Reprenez la rédaction du texte sur les activités expérimentales en classe de sciences, à la suite de sa dernière phrase.
---- Extrait de page
Dans les travaux pratiques en classe, en effet, le réel est le plus souvent aménagé et structuré pour que "ça marche" et pour que soit occulté tout ce qui pourrait conduire à douter du modèle enseigné. Les incidents critiques, les pannes, les résultats non attendus et tout ce qui fait que le réel résiste à l'investigation constituent cependant un élément important dans le déroulement d'un TP (Coquidé, Bourgeois, Salviat, 1999).  Leurs modes de gestion, par les élèves ou par les enseignants, sont en relation avec l'image de sciences expérimentales, et l'histoire des sciences nous apprend que le réel ne se laisse pas facilement conceptualiser, ni modéliser ; elle rend compte de la nécessité de construction en synergie d'une problématique, d'une théorie, de tâches et d'outils (Clarke et Fujimura, 1996).

 

e) Affronter la complexité

Par ailleurs, les activités scolaires expérimentales mettent en avant le plus souvent une causalité linéaire stricte, inspirée du paradigme bernardien fondé sur la relation "une cause égale un effet", une conception de protocole du type présence ou absence, et la nécessité d'un témoin. Ce paradigme ne permet cependant pas d'envisager des causalités pluri-factorielles, pour lesquelles des protocoles de type covariations sont nécessaires, comme dans l'approche expéri­mentale des interactions écologiques ou dans celle de l'absorption de l'eau par les végétaux. Plutôt qu'un paradigme bernardien d'expérimentation, nous sommes conduits à retenir la vision élargie de l'expérience. C'est, par exemple, le cas dans la démarche de modélisation du fonctionnement d'un membre ou dans l'élaboration et l'utilisation d'un terrarium. La compréhension de l'environnement ou bien encore les essais de reconstitution de milieu (terrarium, aquarium) peuvent aussi favoriser une investigation expérimentale et modélisante du vivant dans sa complexité.

 

f) Trois modes didactiques

Pour permettre d'articuler les fonctions et les formes scolaires des activités expérimentales, j'ai proposé de distinguer trois modes didactiques (Coquidé, 1998).

  • Mode d'expérience-action ou d'expérienciation

Le mode d'expérience-action, ou d'expérienciation, permet aux élèves d'explorer et d'agir, à travers des situations variées et diversifiées, avec des finalités de familiarisation pratique à des objets, à des phénomènes, et à des instruments scientifiques et techniques. Les rôles de l'enseignant sont donc de penser les aménagements, les situations ou les interventions qui permettront une fécondité. Mais aussi de favoriser les comparaisons, de relancer le questionnement, d'introduire le doute, d'aider à reformuler et de favoriser les apprentissages d'ordre pratique.
--------
---- Données extraites
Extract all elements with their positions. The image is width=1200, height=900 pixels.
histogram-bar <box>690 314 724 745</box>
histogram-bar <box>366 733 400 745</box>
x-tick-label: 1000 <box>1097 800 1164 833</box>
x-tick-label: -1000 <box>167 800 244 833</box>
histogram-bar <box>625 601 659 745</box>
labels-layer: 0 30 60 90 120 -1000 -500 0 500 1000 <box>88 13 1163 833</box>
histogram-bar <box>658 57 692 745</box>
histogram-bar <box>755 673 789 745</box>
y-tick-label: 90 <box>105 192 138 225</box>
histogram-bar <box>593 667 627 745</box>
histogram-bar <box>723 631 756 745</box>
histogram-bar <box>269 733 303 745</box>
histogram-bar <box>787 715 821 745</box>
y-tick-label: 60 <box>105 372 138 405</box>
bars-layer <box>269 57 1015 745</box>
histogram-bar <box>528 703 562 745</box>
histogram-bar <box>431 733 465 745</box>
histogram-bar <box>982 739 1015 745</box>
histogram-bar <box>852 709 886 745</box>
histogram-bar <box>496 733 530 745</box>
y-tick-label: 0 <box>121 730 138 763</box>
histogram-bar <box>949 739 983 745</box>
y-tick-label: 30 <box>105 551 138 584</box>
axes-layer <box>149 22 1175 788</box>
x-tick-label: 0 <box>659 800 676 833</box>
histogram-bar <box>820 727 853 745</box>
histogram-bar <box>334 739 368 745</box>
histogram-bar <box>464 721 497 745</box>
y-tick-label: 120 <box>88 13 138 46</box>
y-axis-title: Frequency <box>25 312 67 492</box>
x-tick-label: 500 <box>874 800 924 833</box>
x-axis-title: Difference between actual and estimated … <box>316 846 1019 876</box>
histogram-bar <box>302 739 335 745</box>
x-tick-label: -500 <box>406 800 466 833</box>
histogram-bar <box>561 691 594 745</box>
--------
> _Résultat ci-dessous_:
  • Mode d'expérience-objet ou d'expérimentation

Le mode d'expérience-objet, ou d'expérimentation, facilite la compréhension des pratiques effectives de la science, avec des articulations indispensables entre moments empiriques et moments expérimentaux dans l'investigation, et une importance particulière donnée au raisonnement, à la méthodologie, et à la validité des conclusions. Il s'agit de confronter les élèves à un réel peu aménagé, de les aider à problématiser ou à émettre un projet, de favoriser la mise en œuvre effective des investigations, de favoriser les dynamismes et les confrontations, de distinguer un guidage pédagogique d'exploration et un guidage pédagogique de validation, et d'inciter les élèves à réfléchir sur les démarches et sur les raisonnements.

Le dispositif des parcours sciences expérimentales et technologiques offre un cadre privilégié pour mettre en œuvre une telle investigation empirique, en donnant la possibilité de réaliser de longues expériences, de s'affronter à la résistance du réel et de faciliter une meilleure compréhension de certains aspects du travail scientifique.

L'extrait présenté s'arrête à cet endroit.